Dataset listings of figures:
•••••
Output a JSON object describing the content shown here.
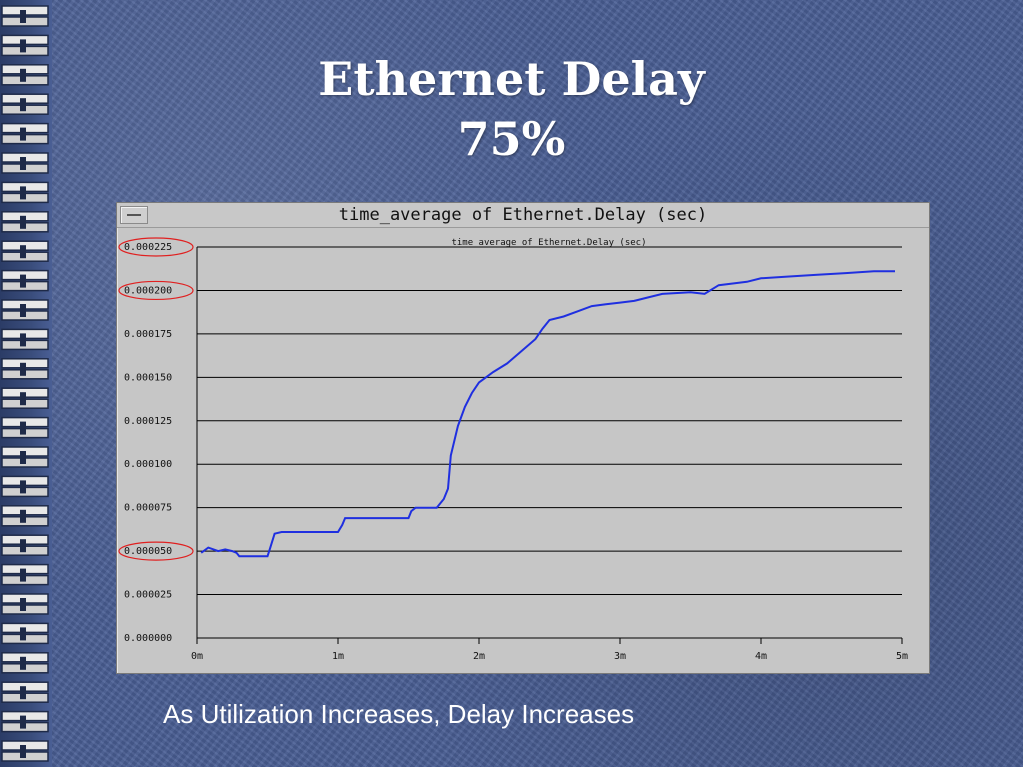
{
  "slide": {
    "title": "Ethernet Delay",
    "subtitle": "75%",
    "caption": "As Utilization Increases, Delay Increases"
  },
  "window": {
    "title": "time_average of Ethernet.Delay (sec)",
    "menu_icon": "window-menu-icon"
  },
  "colors": {
    "background": "#4a5f95",
    "line": "#1f2fe0",
    "highlight_circle": "#e02020",
    "gridline": "#000000"
  },
  "chart_data": {
    "type": "line",
    "title": "time_average of Ethernet.Delay (sec)",
    "xlabel": "",
    "ylabel": "",
    "xlim": [
      0,
      5
    ],
    "ylim": [
      0,
      0.000225
    ],
    "x_ticks": [
      0,
      1,
      2,
      3,
      4,
      5
    ],
    "x_tick_labels": [
      "0m",
      "1m",
      "2m",
      "3m",
      "4m",
      "5m"
    ],
    "y_ticks": [
      0,
      2.5e-05,
      5e-05,
      7.5e-05,
      0.0001,
      0.000125,
      0.00015,
      0.000175,
      0.0002,
      0.000225
    ],
    "y_tick_labels": [
      "0.000000",
      "0.000025",
      "0.000050",
      "0.000075",
      "0.000100",
      "0.000125",
      "0.000150",
      "0.000175",
      "0.000200",
      "0.000225"
    ],
    "highlighted_ticks": [
      "0.000225",
      "0.000200",
      "0.000050"
    ],
    "grid": true,
    "legend": "none",
    "series": [
      {
        "x": [
          0.03,
          0.08,
          0.15,
          0.2,
          0.25,
          0.28,
          0.3,
          0.35,
          0.45,
          0.5,
          0.52,
          0.55,
          0.6,
          0.8,
          1.0,
          1.03,
          1.05,
          1.1,
          1.5,
          1.52,
          1.55,
          1.7,
          1.75,
          1.78,
          1.8,
          1.85,
          1.9,
          1.95,
          2.0,
          2.05,
          2.1,
          2.2,
          2.3,
          2.4,
          2.45,
          2.5,
          2.6,
          2.7,
          2.8,
          2.9,
          3.0,
          3.1,
          3.2,
          3.3,
          3.5,
          3.6,
          3.7,
          3.8,
          3.9,
          4.0,
          4.2,
          4.4,
          4.6,
          4.8,
          4.95
        ],
        "y": [
          4.9e-05,
          5.2e-05,
          5e-05,
          5.1e-05,
          5e-05,
          4.9e-05,
          4.7e-05,
          4.7e-05,
          4.7e-05,
          4.7e-05,
          5.2e-05,
          6e-05,
          6.1e-05,
          6.1e-05,
          6.1e-05,
          6.5e-05,
          6.9e-05,
          6.9e-05,
          6.9e-05,
          7.3e-05,
          7.5e-05,
          7.5e-05,
          8e-05,
          8.6e-05,
          0.000105,
          0.000122,
          0.000133,
          0.000141,
          0.000147,
          0.00015,
          0.000153,
          0.000158,
          0.000165,
          0.000172,
          0.000178,
          0.000183,
          0.000185,
          0.000188,
          0.000191,
          0.000192,
          0.000193,
          0.000194,
          0.000196,
          0.000198,
          0.000199,
          0.000198,
          0.000203,
          0.000204,
          0.000205,
          0.000207,
          0.000208,
          0.000209,
          0.00021,
          0.000211,
          0.000211
        ]
      }
    ]
  }
}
•••••
Directions for this task => From the entries above, output every line exactly and omit any image.

Complete output =>
Output a JSON object describing the content shown here.
{
  "slide": {
    "title": "Ethernet Delay",
    "subtitle": "75%",
    "caption": "As Utilization Increases, Delay Increases"
  },
  "window": {
    "title": "time_average of Ethernet.Delay (sec)",
    "menu_icon": "window-menu-icon"
  },
  "colors": {
    "background": "#4a5f95",
    "line": "#1f2fe0",
    "highlight_circle": "#e02020",
    "gridline": "#000000"
  },
  "chart_data": {
    "type": "line",
    "title": "time_average of Ethernet.Delay (sec)",
    "xlabel": "",
    "ylabel": "",
    "xlim": [
      0,
      5
    ],
    "ylim": [
      0,
      0.000225
    ],
    "x_ticks": [
      0,
      1,
      2,
      3,
      4,
      5
    ],
    "x_tick_labels": [
      "0m",
      "1m",
      "2m",
      "3m",
      "4m",
      "5m"
    ],
    "y_ticks": [
      0,
      2.5e-05,
      5e-05,
      7.5e-05,
      0.0001,
      0.000125,
      0.00015,
      0.000175,
      0.0002,
      0.000225
    ],
    "y_tick_labels": [
      "0.000000",
      "0.000025",
      "0.000050",
      "0.000075",
      "0.000100",
      "0.000125",
      "0.000150",
      "0.000175",
      "0.000200",
      "0.000225"
    ],
    "highlighted_ticks": [
      "0.000225",
      "0.000200",
      "0.000050"
    ],
    "grid": true,
    "legend": "none",
    "series": [
      {
        "x": [
          0.03,
          0.08,
          0.15,
          0.2,
          0.25,
          0.28,
          0.3,
          0.35,
          0.45,
          0.5,
          0.52,
          0.55,
          0.6,
          0.8,
          1.0,
          1.03,
          1.05,
          1.1,
          1.5,
          1.52,
          1.55,
          1.7,
          1.75,
          1.78,
          1.8,
          1.85,
          1.9,
          1.95,
          2.0,
          2.05,
          2.1,
          2.2,
          2.3,
          2.4,
          2.45,
          2.5,
          2.6,
          2.7,
          2.8,
          2.9,
          3.0,
          3.1,
          3.2,
          3.3,
          3.5,
          3.6,
          3.7,
          3.8,
          3.9,
          4.0,
          4.2,
          4.4,
          4.6,
          4.8,
          4.95
        ],
        "y": [
          4.9e-05,
          5.2e-05,
          5e-05,
          5.1e-05,
          5e-05,
          4.9e-05,
          4.7e-05,
          4.7e-05,
          4.7e-05,
          4.7e-05,
          5.2e-05,
          6e-05,
          6.1e-05,
          6.1e-05,
          6.1e-05,
          6.5e-05,
          6.9e-05,
          6.9e-05,
          6.9e-05,
          7.3e-05,
          7.5e-05,
          7.5e-05,
          8e-05,
          8.6e-05,
          0.000105,
          0.000122,
          0.000133,
          0.000141,
          0.000147,
          0.00015,
          0.000153,
          0.000158,
          0.000165,
          0.000172,
          0.000178,
          0.000183,
          0.000185,
          0.000188,
          0.000191,
          0.000192,
          0.000193,
          0.000194,
          0.000196,
          0.000198,
          0.000199,
          0.000198,
          0.000203,
          0.000204,
          0.000205,
          0.000207,
          0.000208,
          0.000209,
          0.00021,
          0.000211,
          0.000211
        ]
      }
    ]
  }
}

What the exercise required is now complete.